__課題内容__
1. 本文で、筆者が最初に見た宮崎アニメの作品名は何か。
2. 本文によると、ディズニー・プリンセスが子どもへのマーケティング・ツールとして非常に効果的なのはなぜか。1～3文で説明せよ。
3. 本文から、「わたしはそうしたことから、自」という語句を含むところから書き始め、「3~6歳児には実に効果的だ。」まで書いたら止めて、その部分をそのまま抜き出してください。
═══ 本文抜粋 ═══
ディズニーと宮崎アニメ:ヒロインから見た文化論

5歳になるわたしの娘にジャスミンの衣装が売りつけられている光景を見ると、ジンマシンが出かねない。ヘソ出しルックというほどではないが、5歳の娘が、自分の体をどう認識して、自分の体とどう付き合っていくかに影響すると思う。もっとも、わたしの大きな不満の原因は、物語そのものの質にある。それらの物語が幼い少女たちに教えこむ価値観のことだ。

わたしはそうしたことから、自らが持つギーク的本能によって宮崎駿とスタジオジブリのアニメを知ったことをありがたく思っている。最初に見たのは『千と千尋の神隠し』だが、それ以来、宮崎アニメに惹き付けられてきた。宮崎監督の作品は、娘に忍び寄る「プリンセス病」に対する、必要なワクチンになると感じている。

以下、わたしの娘に、ディズニーのプリンセスものではなく宮崎アニメをロールモデルにしてほしい理由をまとめてみた。

1.「元型」対「個性」

ディズニー・プリンセスが、子どもに対して非常に効果的なマーケティング・ツールである主な理由のひとつは、ジェンダーをとことん単純化して、小さな子どもが理解しやすい図式にしていることだ。プリンセス的なドレスを着れば女の子だし、剣を持てば男の子だ。このようなステレオタイプは、男女差とその影響を理解し始めたばかりの3~6歳児には実に効果的だ。

このように単純化されすぎたジェンダー概念は、少女たちにプリンセス・グッズを売るには効果的なのだが、そのプリンセスがどういった行動をしているのかを検討していくと問題をはらんでくる。

伝統的スタイルのディズニー作品は、古くからある囚われの姫君」モデルに頼っている。『眠れる森の美女』や『白雪姫』、『シンデレラ』といった物語のヒロインは、状況を打開するための行動を、ほとんど何もしない。ヒロインは自分自身のドラマのなかで主体になっていないことも多い。ただ料理や洗濯、掃除をして、美貌で王子を夢中にさせるだけだ。そしてヒロインに夢中になった王子が、ヒロインが受動的に身を委ねている苦境から彼女を救い出す。

ただし、新しいスタイルのディズニー作品では、少なくとも、物語に登場する女性たちも主体になり、しばしばヒロインは王子を救うために行動する。だがプリンセスの行動は、もっぱら王子との関係のために行われるものだ。
═══ 保存データ ═══
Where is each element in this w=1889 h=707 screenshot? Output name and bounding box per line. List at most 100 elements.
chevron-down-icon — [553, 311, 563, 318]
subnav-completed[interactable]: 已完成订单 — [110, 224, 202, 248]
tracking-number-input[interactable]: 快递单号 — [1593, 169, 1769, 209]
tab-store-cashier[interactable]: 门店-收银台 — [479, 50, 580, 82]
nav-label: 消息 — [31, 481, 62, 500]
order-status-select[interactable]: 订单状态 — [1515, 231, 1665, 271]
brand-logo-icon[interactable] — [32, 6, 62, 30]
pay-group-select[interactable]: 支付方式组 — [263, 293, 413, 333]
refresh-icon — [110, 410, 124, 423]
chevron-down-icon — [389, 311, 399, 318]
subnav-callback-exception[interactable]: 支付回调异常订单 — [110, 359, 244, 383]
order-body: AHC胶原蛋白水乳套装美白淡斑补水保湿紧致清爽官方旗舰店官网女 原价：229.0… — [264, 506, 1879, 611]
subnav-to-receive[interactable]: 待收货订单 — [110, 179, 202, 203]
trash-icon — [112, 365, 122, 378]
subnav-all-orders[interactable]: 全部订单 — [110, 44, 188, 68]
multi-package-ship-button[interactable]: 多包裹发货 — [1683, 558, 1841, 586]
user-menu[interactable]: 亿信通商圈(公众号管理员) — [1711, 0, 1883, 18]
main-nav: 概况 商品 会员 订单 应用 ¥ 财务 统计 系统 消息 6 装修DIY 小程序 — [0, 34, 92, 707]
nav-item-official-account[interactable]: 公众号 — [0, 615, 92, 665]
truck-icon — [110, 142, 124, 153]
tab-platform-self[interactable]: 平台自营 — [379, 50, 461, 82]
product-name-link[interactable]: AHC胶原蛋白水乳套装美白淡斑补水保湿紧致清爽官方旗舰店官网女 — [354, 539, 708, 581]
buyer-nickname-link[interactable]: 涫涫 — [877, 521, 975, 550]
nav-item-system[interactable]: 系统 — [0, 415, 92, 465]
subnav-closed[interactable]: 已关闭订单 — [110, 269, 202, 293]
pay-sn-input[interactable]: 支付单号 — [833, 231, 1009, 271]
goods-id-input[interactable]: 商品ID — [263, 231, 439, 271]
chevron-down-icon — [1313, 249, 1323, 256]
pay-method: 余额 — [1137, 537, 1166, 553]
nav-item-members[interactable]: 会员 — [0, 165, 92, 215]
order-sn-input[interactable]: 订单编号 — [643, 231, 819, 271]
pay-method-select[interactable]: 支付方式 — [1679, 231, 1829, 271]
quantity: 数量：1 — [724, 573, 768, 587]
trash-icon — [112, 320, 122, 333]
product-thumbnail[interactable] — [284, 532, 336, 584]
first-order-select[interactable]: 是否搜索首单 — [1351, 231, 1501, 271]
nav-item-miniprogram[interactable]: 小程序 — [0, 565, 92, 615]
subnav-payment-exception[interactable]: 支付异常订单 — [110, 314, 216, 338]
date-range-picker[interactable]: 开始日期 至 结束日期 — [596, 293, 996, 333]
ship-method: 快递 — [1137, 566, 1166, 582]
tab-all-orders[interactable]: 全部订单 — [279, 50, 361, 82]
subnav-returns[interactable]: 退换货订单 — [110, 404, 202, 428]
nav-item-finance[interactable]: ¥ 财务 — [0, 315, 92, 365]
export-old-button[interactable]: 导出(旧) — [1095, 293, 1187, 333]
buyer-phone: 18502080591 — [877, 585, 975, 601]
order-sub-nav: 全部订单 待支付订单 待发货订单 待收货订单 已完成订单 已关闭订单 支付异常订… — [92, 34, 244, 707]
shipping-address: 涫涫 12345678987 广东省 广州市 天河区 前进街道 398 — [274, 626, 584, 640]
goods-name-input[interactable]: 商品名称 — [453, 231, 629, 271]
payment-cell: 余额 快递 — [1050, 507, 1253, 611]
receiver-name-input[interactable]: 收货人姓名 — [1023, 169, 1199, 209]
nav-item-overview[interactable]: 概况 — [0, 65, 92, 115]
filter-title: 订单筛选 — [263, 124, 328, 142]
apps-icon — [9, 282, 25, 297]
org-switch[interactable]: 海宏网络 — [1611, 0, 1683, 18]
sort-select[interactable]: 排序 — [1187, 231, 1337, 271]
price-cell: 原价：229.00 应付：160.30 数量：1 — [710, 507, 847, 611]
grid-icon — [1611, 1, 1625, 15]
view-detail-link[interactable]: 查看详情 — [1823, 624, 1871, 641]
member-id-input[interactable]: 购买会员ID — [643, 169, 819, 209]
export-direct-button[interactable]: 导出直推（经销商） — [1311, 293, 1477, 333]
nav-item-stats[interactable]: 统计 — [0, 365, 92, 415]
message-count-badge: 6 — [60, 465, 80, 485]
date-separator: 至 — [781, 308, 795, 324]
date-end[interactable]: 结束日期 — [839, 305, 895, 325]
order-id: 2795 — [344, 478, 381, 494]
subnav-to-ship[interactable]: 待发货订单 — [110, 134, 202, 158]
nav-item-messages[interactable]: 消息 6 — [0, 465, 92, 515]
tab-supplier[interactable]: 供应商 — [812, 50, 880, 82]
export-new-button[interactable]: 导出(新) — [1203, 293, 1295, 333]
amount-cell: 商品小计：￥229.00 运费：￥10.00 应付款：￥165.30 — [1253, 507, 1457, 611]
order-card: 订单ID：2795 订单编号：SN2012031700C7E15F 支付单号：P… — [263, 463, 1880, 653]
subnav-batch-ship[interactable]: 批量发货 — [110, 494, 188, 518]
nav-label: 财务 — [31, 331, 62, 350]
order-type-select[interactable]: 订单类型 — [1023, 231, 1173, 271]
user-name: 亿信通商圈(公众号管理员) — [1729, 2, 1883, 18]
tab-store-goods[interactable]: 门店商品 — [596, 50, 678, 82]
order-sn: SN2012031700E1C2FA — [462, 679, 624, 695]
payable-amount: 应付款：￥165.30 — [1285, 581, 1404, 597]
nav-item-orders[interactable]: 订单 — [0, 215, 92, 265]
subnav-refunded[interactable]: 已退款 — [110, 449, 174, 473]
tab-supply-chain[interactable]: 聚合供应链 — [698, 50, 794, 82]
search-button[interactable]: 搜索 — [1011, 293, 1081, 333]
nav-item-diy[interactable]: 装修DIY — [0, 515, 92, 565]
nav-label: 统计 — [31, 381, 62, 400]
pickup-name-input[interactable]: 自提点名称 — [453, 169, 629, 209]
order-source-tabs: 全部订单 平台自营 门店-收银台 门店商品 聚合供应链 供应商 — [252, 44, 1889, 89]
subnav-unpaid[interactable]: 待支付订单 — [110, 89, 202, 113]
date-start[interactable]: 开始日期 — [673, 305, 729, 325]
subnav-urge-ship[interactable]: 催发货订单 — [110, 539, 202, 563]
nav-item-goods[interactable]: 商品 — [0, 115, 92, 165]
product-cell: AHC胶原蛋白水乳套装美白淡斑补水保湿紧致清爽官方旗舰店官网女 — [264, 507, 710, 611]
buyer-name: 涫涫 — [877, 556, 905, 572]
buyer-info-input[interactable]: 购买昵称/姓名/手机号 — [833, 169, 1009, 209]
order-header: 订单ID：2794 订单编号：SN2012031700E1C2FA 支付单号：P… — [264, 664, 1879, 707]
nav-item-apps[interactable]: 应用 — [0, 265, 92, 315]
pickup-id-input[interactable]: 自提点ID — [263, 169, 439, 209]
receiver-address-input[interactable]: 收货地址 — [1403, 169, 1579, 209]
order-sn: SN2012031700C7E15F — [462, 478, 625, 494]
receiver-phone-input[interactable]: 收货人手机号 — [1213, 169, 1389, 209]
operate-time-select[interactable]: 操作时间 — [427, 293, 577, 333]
═══
__課題の結果__
1. 『千と千尋の神隠し』。

2. ジェンダーをとことん単純化し、小さな子どもが理解しやすい図式にしているからだ。プリンセス的なドレスを着れば女の子、剣を持てば男の子というステレオタイプは、男女差とその影響を理解し始めたばかりの3~6歳児に実に効果的だとされている。

3.
わたしはそうしたことから、自らが持つギーク的本能によって宮崎駿とスタジオジブリのアニメを知ったことをありがたく思っている。最初に見たのは『千と千尋の神隠し』だが、それ以来、宮崎アニメに惹き付けられてきた。宮崎監督の作品は、娘に忍び寄る「プリンセス病」に対する、必要なワクチンになると感じている。

以下、わたしの娘に、ディズニーのプリンセスものではなく宮崎アニメをロールモデルにしてほしい理由をまとめてみた。

1.「元型」対「個性」

ディズニー・プリンセスが、子どもに対して非常に効果的なマーケティング・ツールである主な理由のひとつは、ジェンダーをとことん単純化して、小さな子どもが理解しやすい図式にしていることだ。プリンセス的なドレスを着れば女の子だし、剣を持てば男の子だ。このようなステレオタイプは、男女差とその影響を理解し始めたばかりの3~6歳児には実に効果的だ。